*TASKS:*
1. In the list of sights featured in the Istanbul walking tour guide, which ones have "Column" or "Obelisk" in their names?
2. Does the Istanbul walking tour guide agree with each statement below? (a) The tour covers 10 attractions in 2 hours. (b) The palace was originally called Bucoleon. (c) Emperor Theophilos added a 300m-long façade to the palace. Answer yes or no for each and quote the words that decide it.

*EXCERPT TO READ:*

Guide Name: Byzantine Heritage Walking Tour
Guide Location: Turkey » Istanbul (See other walking tours in Istanbul)
Guide Type: Self-guided Walking Tour (Sightseeing)
# of Attractions: 10
Tour Duration: 2 Hour(s)
Travel Distance: 2.5 Km or 1.6 Miles
Author: kane
Sight(s) Featured in This Guide:
  • Boukoleon Palace
  • Walled Obelisk
  • Serpent Column
  • Obelisk of Theodosius (Egyptian Obelisk)
  • Theodosius Cistern
  • Column of Constantine
  • Basilica Cistern (Yerebatan Sarnıcı)
  • The Stone of Million
  • Hagia Sophia (Ayasofya)
  • Great Palace Mosaics Museum
1
Boukoleon Palace

1) Boukoleon Palace

Lying on the shore of the Marmara Sea in Istanbul, this was one of the city's first Byzantine Palaces, most probably built by Roman Emperor Theodosius II in the 5th century. Originally called Hormisdas, it was later named the Boukoleon (or Bucoleon) from a statue of a bull and a lion that stood the small harbor in front of the palace.

The known and still visible parts were added during the time of Emperor Theophilos (829-842), who greatly expanded and renovated the structure, adding a 300m-long façade on top of the sea-facing walls. It would remain the main palace for the Byzantine court until the 11th century with the construction of the Palace of Blachernae by the Komnenos dynasty.

*SUPPLIED MATERIAL:*
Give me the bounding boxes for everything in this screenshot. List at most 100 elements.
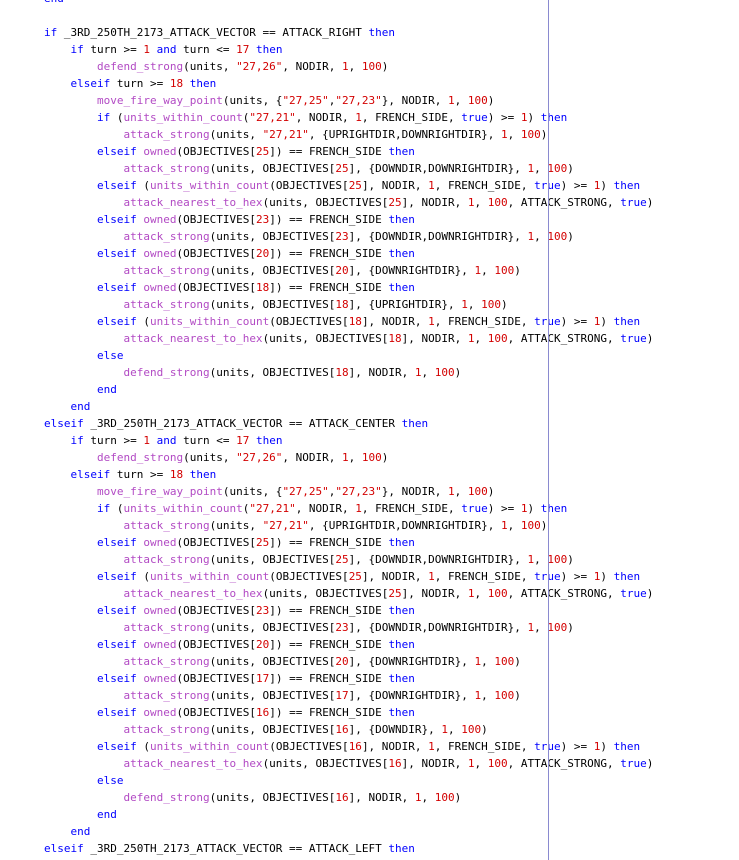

*SOLUTIONS BY TASK:*
1.
Walled Obelisk
Serpent Column
Obelisk of Theodosius (Egyptian Obelisk)
Column of Constantine

2.
(a) Yes: "# of Attractions: 10" and "Tour Duration: 2 Hour(s)"
(b) No: "Originally called Hormisdas, it was later named the Boukoleon (or Bucoleon)"
(c) Yes: "Emperor Theophilos (829-842), who greatly expanded and renovated the structure, adding a 300m-long façade on top of the sea-facing walls"